>>

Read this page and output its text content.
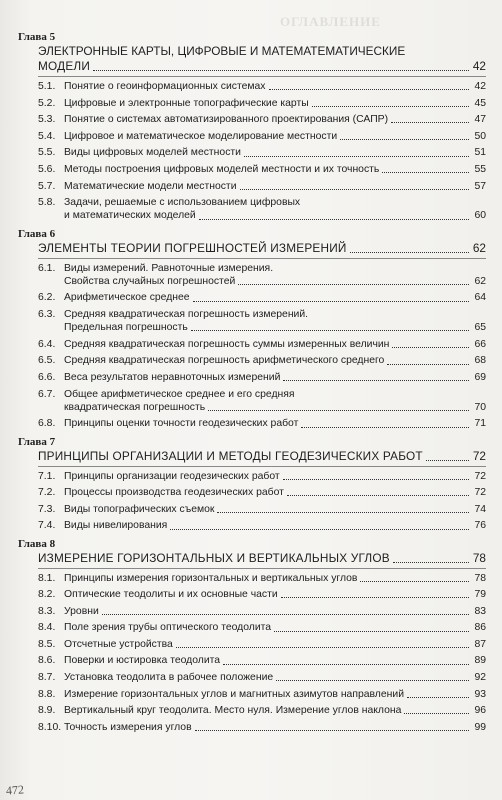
ОГЛАВЛЕНИЕ
Глава 5
ЭЛЕКТРОННЫЕ КАРТЫ, ЦИФРОВЫЕ И МАТЕМАТЕМАТИЧЕСКИЕ
МОДЕЛИ	42
5.1. Понятие о геоинформационных системах	42
5.2. Цифровые и электронные топографические карты	45
5.3. Понятие о системах автоматизированного проектирования (САПР)	47
5.4. Цифровое и математическое моделирование местности	50
5.5. Виды цифровых моделей местности	51
5.6. Методы построения цифровых моделей местности и их точность	55
5.7. Математические модели местности	57
5.8. Задачи, решаемые с использованием цифровых
и математических моделей	60
Глава 6
ЭЛЕМЕНТЫ ТЕОРИИ ПОГРЕШНОСТЕЙ ИЗМЕРЕНИЙ	62
6.1. Виды измерений. Равноточные измерения.
Свойства случайных погрешностей	62
6.2. Арифметическое среднее	64
6.3. Средняя квадратическая погрешность измерений.
Предельная погрешность	65
6.4. Средняя квадратическая погрешность суммы измеренных величин	66
6.5. Средняя квадратическая погрешность арифметического среднего	68
6.6. Веса результатов неравноточных измерений	69
6.7. Общее арифметическое среднее и его средняя
квадратическая погрешность	70
6.8. Принципы оценки точности геодезических работ	71
Глава 7
ПРИНЦИПЫ ОРГАНИЗАЦИИ И МЕТОДЫ ГЕОДЕЗИЧЕСКИХ РАБОТ	72
7.1. Принципы организации геодезических работ	72
7.2. Процессы производства геодезических работ	72
7.3. Виды топографических съемок	74
7.4. Виды нивелирования	76
Глава 8
ИЗМЕРЕНИЕ ГОРИЗОНТАЛЬНЫХ И ВЕРТИКАЛЬНЫХ УГЛОВ	78
8.1. Принципы измерения горизонтальных и вертикальных углов	78
8.2. Оптические теодолиты и их основные части	79
8.3. Уровни	83
8.4. Поле зрения трубы оптического теодолита	86
8.5. Отсчетные устройства	87
8.6. Поверки и юстировка теодолита	89
8.7. Установка теодолита в рабочее положение	92
8.8. Измерение горизонтальных углов и магнитных азимутов направлений	93
8.9. Вертикальный круг теодолита. Место нуля. Измерение углов наклона	96
8.10. Точность измерения углов	99
472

<<

TASK OBJECTIVE →
Among the entries above, how many lines include the word "Виды"? Give the number with no comment.

OUTPUT OF THE EXERCISE →
4